▶ _AIM_
Transcribe the whole listing below without changing a word, but leave out every image.

========================

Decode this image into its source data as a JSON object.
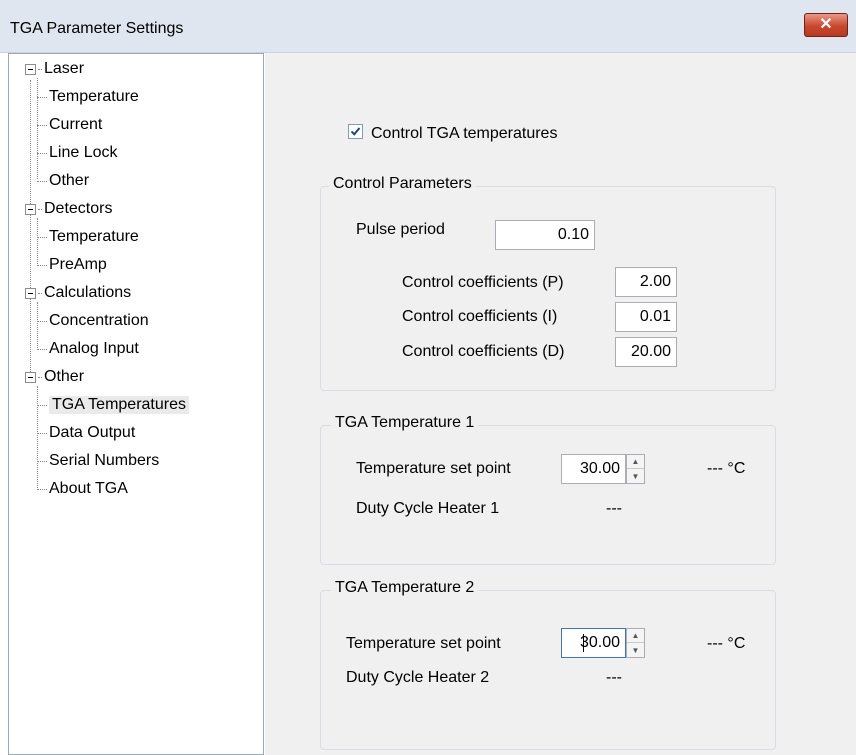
{
  "window": {
    "title": "TGA Parameter Settings",
    "close_label": "✕"
  },
  "tree": {
    "groups": [
      {
        "label": "Laser",
        "children": [
          "Temperature",
          "Current",
          "Line Lock",
          "Other"
        ]
      },
      {
        "label": "Detectors",
        "children": [
          "Temperature",
          "PreAmp"
        ]
      },
      {
        "label": "Calculations",
        "children": [
          "Concentration",
          "Analog Input"
        ]
      },
      {
        "label": "Other",
        "children": [
          "TGA Temperatures",
          "Data Output",
          "Serial Numbers",
          "About TGA"
        ]
      }
    ],
    "selected": "TGA Temperatures"
  },
  "control": {
    "checkbox_label": "Control TGA temperatures",
    "checked": true
  },
  "control_parameters": {
    "legend": "Control Parameters",
    "pulse_period_label": "Pulse period",
    "pulse_period_value": "0.10",
    "p_label": "Control coefficients (P)",
    "p_value": "2.00",
    "i_label": "Control coefficients  (I)",
    "i_value": "0.01",
    "d_label": "Control coefficients (D)",
    "d_value": "20.00"
  },
  "temp1": {
    "legend": "TGA Temperature 1",
    "setpoint_label": "Temperature set point",
    "setpoint_value": "30.00",
    "reading": "---  °C",
    "duty_label": "Duty Cycle Heater 1",
    "duty_value": "---"
  },
  "temp2": {
    "legend": "TGA Temperature 2",
    "setpoint_label": "Temperature set point",
    "setpoint_value": "30.00",
    "reading": "---  °C",
    "duty_label": "Duty Cycle Heater 2",
    "duty_value": "---"
  },
  "colors": {
    "selection": "#eaeaea",
    "close_button": "#c9482f",
    "panel": "#f0f0f0"
  }
}
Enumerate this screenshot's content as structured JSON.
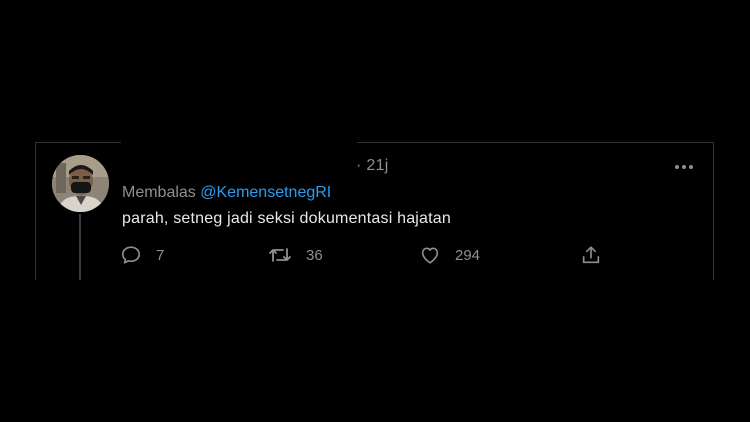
{
  "tweet": {
    "time": "· 21j",
    "reply_prefix": "Membalas",
    "reply_handle": "@KemensetnegRI",
    "text": "parah, setneg jadi seksi dokumentasi hajatan",
    "actions": {
      "reply_count": "7",
      "retweet_count": "36",
      "like_count": "294"
    }
  },
  "colors": {
    "background": "#000000",
    "link": "#2b9bf0",
    "muted": "#8b9095",
    "text": "#e7e9ea"
  }
}
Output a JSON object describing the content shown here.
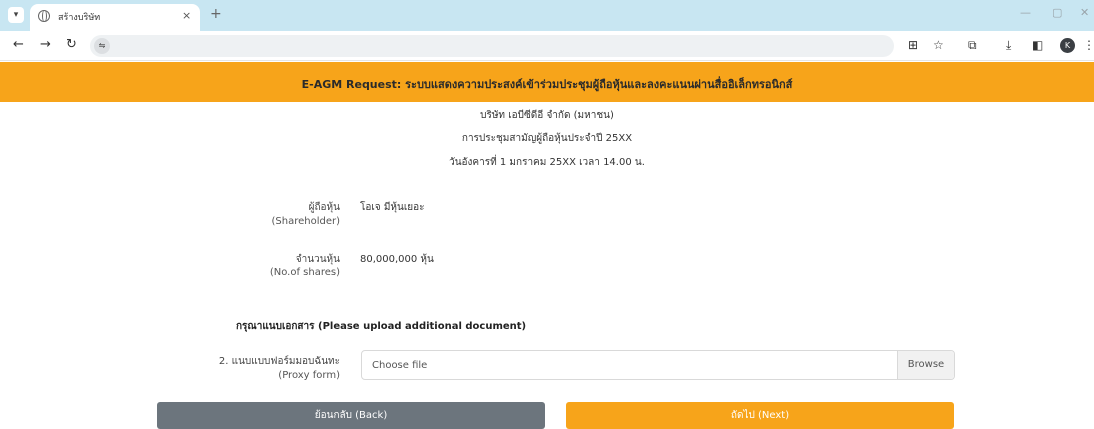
{
  "browser": {
    "tab_title": "สร้างบริษัท",
    "tab_close": "×",
    "new_tab": "+",
    "window_controls": {
      "minimize": "—",
      "maximize": "▢",
      "close": "✕"
    },
    "toolbar_icons": [
      "translate-icon",
      "star-icon",
      "extensions-icon",
      "downloads-icon",
      "sidepanel-icon",
      "profile-icon",
      "menu-icon"
    ],
    "profile_initial": "K"
  },
  "page": {
    "banner_title": "E-AGM Request: ระบบแสดงความประสงค์เข้าร่วมประชุมผู้ถือหุ้นและลงคะแนนผ่านสื่ออิเล็กทรอนิกส์",
    "company_name": "บริษัท เอบีซีดีอี จำกัด (มหาชน)",
    "meeting_name": "การประชุมสามัญผู้ถือหุ้นประจำปี 25XX",
    "meeting_date": "วันอังคารที่ 1 มกราคม 25XX เวลา 14.00 น.",
    "shareholder": {
      "label_th": "ผู้ถือหุ้น",
      "label_en": "(Shareholder)",
      "value": "โอเจ มีหุ้นเยอะ"
    },
    "shares": {
      "label_th": "จำนวนหุ้น",
      "label_en": "(No.of shares)",
      "value": "80,000,000 หุ้น"
    },
    "upload_section_title": "กรุณาแนบเอกสาร (Please upload additional document)",
    "proxy": {
      "label_th": "2. แนบแบบฟอร์มมอบฉันทะ",
      "label_en": "(Proxy form)",
      "placeholder": "Choose file",
      "browse_label": "Browse"
    },
    "back_label": "ย้อนกลับ (Back)",
    "next_label": "ถัดไป (Next)"
  },
  "colors": {
    "accent": "#f7a41a",
    "back_button": "#6c757d",
    "tabbar": "#c8e6f2"
  }
}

========================

▶ _FINAL RESULT_
Decode this image into its source data as a JSON object.
{
  "window": {
    "title": "TGA Parameter Settings",
    "close_label": "✕"
  },
  "tree": {
    "groups": [
      {
        "label": "Laser",
        "children": [
          "Temperature",
          "Current",
          "Line Lock",
          "Other"
        ]
      },
      {
        "label": "Detectors",
        "children": [
          "Temperature",
          "PreAmp"
        ]
      },
      {
        "label": "Calculations",
        "children": [
          "Concentration",
          "Analog Input"
        ]
      },
      {
        "label": "Other",
        "children": [
          "TGA Temperatures",
          "Data Output",
          "Serial Numbers",
          "About TGA"
        ]
      }
    ],
    "selected": "TGA Temperatures"
  },
  "control": {
    "checkbox_label": "Control TGA temperatures",
    "checked": true
  },
  "control_parameters": {
    "legend": "Control Parameters",
    "pulse_period_label": "Pulse period",
    "pulse_period_value": "0.10",
    "p_label": "Control coefficients (P)",
    "p_value": "2.00",
    "i_label": "Control coefficients  (I)",
    "i_value": "0.01",
    "d_label": "Control coefficients (D)",
    "d_value": "20.00"
  },
  "temp1": {
    "legend": "TGA Temperature 1",
    "setpoint_label": "Temperature set point",
    "setpoint_value": "30.00",
    "reading": "---  °C",
    "duty_label": "Duty Cycle Heater 1",
    "duty_value": "---"
  },
  "temp2": {
    "legend": "TGA Temperature 2",
    "setpoint_label": "Temperature set point",
    "setpoint_value": "30.00",
    "reading": "---  °C",
    "duty_label": "Duty Cycle Heater 2",
    "duty_value": "---"
  },
  "colors": {
    "selection": "#eaeaea",
    "close_button": "#c9482f",
    "panel": "#f0f0f0"
  }
}
Enumerate this screenshot's content as structured JSON.
{
  "tweet": {
    "time": "· 21j",
    "reply_prefix": "Membalas",
    "reply_handle": "@KemensetnegRI",
    "text": "parah, setneg jadi seksi dokumentasi hajatan",
    "actions": {
      "reply_count": "7",
      "retweet_count": "36",
      "like_count": "294"
    }
  },
  "colors": {
    "background": "#000000",
    "link": "#2b9bf0",
    "muted": "#8b9095",
    "text": "#e7e9ea"
  }
}
Output a JSON object describing the content shown here.
{
  "browser": {
    "tab_title": "สร้างบริษัท",
    "tab_close": "×",
    "new_tab": "+",
    "window_controls": {
      "minimize": "—",
      "maximize": "▢",
      "close": "✕"
    },
    "toolbar_icons": [
      "translate-icon",
      "star-icon",
      "extensions-icon",
      "downloads-icon",
      "sidepanel-icon",
      "profile-icon",
      "menu-icon"
    ],
    "profile_initial": "K"
  },
  "page": {
    "banner_title": "E-AGM Request: ระบบแสดงความประสงค์เข้าร่วมประชุมผู้ถือหุ้นและลงคะแนนผ่านสื่ออิเล็กทรอนิกส์",
    "company_name": "บริษัท เอบีซีดีอี จำกัด (มหาชน)",
    "meeting_name": "การประชุมสามัญผู้ถือหุ้นประจำปี 25XX",
    "meeting_date": "วันอังคารที่ 1 มกราคม 25XX เวลา 14.00 น.",
    "shareholder": {
      "label_th": "ผู้ถือหุ้น",
      "label_en": "(Shareholder)",
      "value": "โอเจ มีหุ้นเยอะ"
    },
    "shares": {
      "label_th": "จำนวนหุ้น",
      "label_en": "(No.of shares)",
      "value": "80,000,000 หุ้น"
    },
    "upload_section_title": "กรุณาแนบเอกสาร (Please upload additional document)",
    "proxy": {
      "label_th": "2. แนบแบบฟอร์มมอบฉันทะ",
      "label_en": "(Proxy form)",
      "placeholder": "Choose file",
      "browse_label": "Browse"
    },
    "back_label": "ย้อนกลับ (Back)",
    "next_label": "ถัดไป (Next)"
  },
  "colors": {
    "accent": "#f7a41a",
    "back_button": "#6c757d",
    "tabbar": "#c8e6f2"
  }
}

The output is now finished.